>> START

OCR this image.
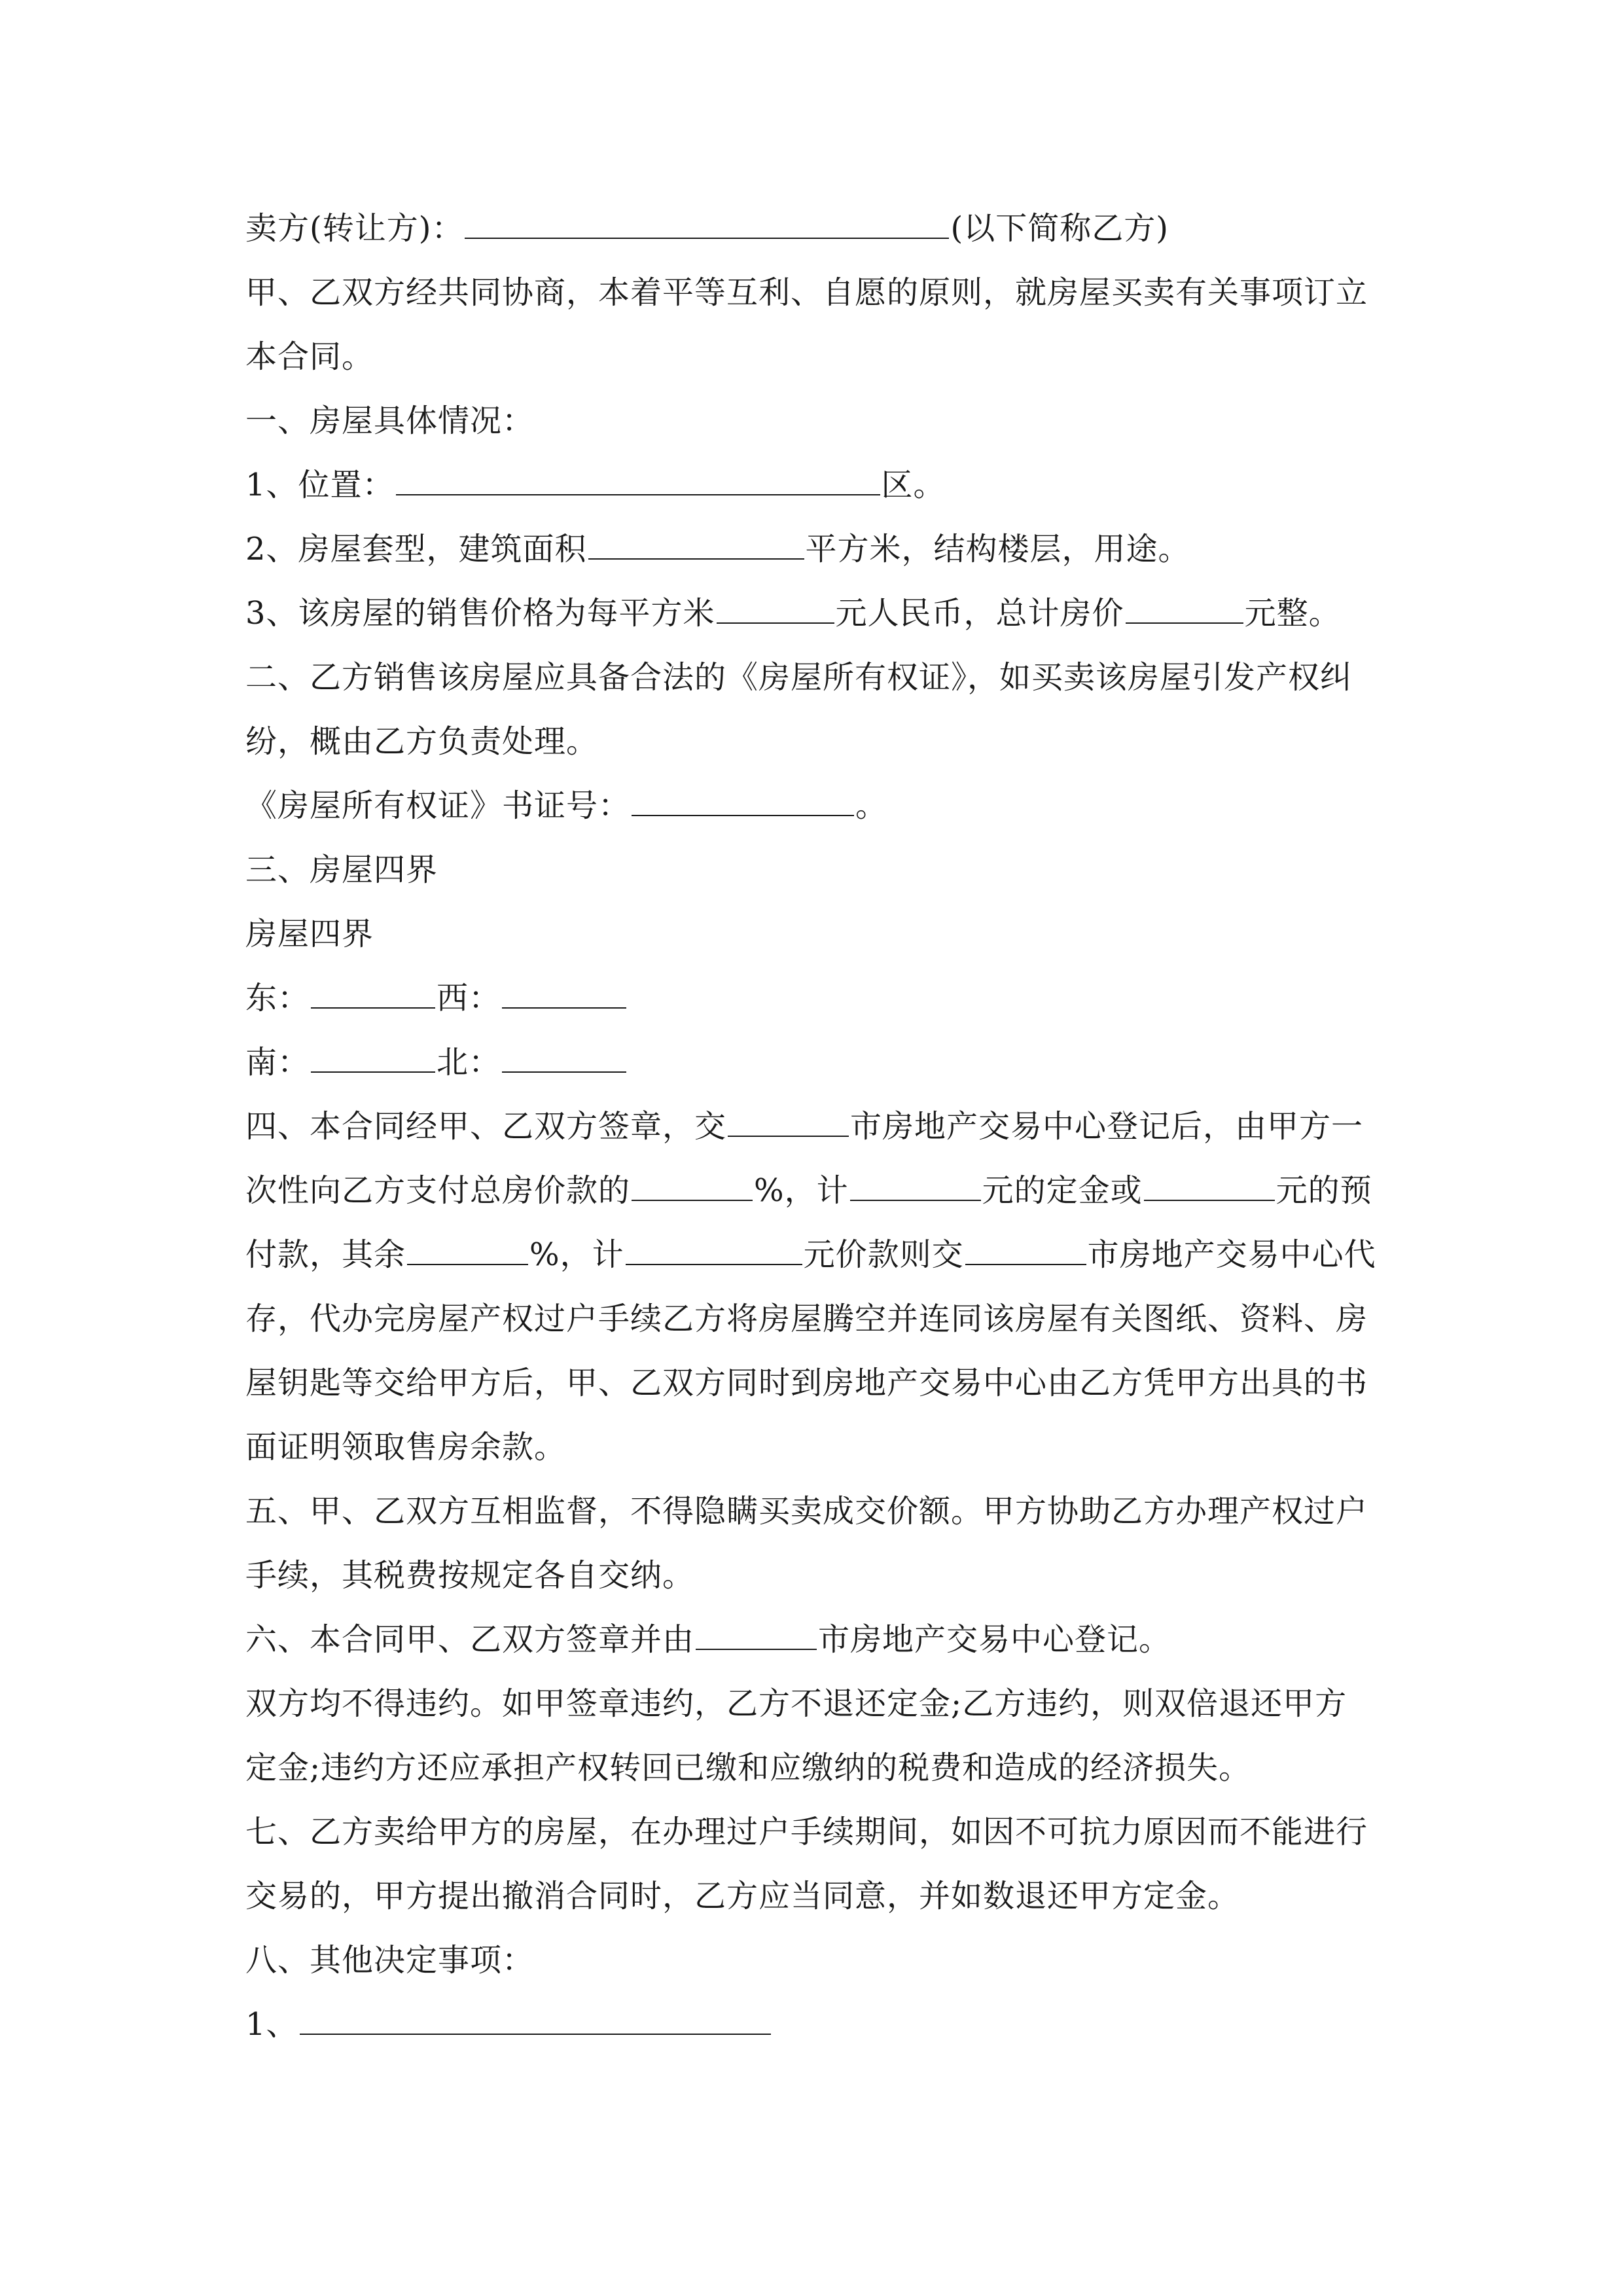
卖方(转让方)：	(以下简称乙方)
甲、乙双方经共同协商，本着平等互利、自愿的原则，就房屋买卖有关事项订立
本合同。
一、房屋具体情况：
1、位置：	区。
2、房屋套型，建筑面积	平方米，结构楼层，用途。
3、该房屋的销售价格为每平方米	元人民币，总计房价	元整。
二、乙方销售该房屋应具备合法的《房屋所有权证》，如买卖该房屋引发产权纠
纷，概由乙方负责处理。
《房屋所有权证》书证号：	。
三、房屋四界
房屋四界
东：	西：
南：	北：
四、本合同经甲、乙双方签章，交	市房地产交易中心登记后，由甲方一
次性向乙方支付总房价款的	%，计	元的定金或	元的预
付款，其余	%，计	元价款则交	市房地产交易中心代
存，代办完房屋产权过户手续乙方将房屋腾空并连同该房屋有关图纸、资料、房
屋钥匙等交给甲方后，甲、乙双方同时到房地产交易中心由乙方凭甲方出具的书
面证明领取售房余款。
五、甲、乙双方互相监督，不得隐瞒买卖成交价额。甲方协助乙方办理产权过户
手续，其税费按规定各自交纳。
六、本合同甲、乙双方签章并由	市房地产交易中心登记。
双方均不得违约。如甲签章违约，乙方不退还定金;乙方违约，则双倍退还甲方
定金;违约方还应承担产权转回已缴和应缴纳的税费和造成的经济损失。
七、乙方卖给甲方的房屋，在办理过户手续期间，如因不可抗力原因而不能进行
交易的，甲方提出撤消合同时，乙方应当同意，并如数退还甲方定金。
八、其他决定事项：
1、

>> END
>> START

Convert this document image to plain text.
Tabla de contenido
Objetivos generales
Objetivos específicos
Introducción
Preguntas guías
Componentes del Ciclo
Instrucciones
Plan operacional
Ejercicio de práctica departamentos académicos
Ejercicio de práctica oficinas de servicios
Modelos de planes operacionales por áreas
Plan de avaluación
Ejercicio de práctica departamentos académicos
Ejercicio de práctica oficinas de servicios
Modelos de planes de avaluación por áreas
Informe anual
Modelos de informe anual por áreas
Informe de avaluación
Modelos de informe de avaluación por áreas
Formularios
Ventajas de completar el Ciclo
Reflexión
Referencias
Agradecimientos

>> END

- _Description of the task_
Show every line in the entries where the string "planes" occurs.

- _The completed task_
Modelos de planes operacionales por áreas
Modelos de planes de avaluación por áreas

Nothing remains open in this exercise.